→ EXCERPTED RECORDS:
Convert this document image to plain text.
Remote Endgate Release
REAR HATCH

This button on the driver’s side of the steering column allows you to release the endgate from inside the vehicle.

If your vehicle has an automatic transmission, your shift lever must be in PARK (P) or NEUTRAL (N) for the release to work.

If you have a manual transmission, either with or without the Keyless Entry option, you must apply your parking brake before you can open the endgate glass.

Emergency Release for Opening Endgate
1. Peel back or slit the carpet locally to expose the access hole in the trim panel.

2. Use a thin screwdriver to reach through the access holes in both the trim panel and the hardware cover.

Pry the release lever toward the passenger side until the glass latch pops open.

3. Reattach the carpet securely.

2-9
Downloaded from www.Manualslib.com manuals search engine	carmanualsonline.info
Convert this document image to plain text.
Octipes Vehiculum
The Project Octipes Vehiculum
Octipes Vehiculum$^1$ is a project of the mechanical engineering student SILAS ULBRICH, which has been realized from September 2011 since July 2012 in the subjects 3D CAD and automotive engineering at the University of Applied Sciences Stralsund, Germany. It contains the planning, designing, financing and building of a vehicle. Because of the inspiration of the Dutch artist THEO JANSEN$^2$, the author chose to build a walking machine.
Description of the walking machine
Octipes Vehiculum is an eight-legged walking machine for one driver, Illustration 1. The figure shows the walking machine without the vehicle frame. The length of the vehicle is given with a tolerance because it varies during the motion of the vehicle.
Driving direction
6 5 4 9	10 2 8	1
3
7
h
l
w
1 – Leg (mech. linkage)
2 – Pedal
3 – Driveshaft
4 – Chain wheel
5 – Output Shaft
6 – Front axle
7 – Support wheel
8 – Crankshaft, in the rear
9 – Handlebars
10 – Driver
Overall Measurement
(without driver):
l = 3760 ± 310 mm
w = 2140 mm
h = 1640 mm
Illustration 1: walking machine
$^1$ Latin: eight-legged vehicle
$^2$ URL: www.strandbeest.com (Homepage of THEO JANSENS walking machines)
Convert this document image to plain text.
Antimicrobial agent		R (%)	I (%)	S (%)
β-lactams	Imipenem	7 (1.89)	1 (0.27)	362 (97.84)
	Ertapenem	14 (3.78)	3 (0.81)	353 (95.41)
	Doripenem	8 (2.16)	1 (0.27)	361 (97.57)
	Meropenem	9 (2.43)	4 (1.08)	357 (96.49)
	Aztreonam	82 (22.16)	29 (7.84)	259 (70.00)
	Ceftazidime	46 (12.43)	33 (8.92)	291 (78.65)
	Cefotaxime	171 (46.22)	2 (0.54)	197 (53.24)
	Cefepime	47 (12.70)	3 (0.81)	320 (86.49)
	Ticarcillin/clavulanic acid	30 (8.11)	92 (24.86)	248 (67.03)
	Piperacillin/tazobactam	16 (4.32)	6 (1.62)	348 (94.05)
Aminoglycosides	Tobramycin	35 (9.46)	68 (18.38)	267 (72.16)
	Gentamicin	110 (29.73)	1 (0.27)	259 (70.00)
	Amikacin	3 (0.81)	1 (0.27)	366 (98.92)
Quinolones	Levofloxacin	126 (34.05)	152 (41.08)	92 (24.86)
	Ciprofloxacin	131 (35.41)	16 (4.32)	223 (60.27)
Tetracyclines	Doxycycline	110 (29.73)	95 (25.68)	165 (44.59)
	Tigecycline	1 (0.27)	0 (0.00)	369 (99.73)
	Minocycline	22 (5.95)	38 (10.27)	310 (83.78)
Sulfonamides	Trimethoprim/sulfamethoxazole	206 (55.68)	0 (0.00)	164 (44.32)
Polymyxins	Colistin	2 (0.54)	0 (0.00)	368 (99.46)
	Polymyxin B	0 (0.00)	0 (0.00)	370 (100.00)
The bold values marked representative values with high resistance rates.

→ EXERCISE AIM:
Identify and list each line with the word "your".

→ ANSWER TO THIS TASK:
If your vehicle has an automatic transmission, your shift lever must be in PARK (P) or NEUTRAL (N) for the release to work.
If you have a manual transmission, either with or without the Keyless Entry option, you must apply your parking brake before you can open the endgate glass.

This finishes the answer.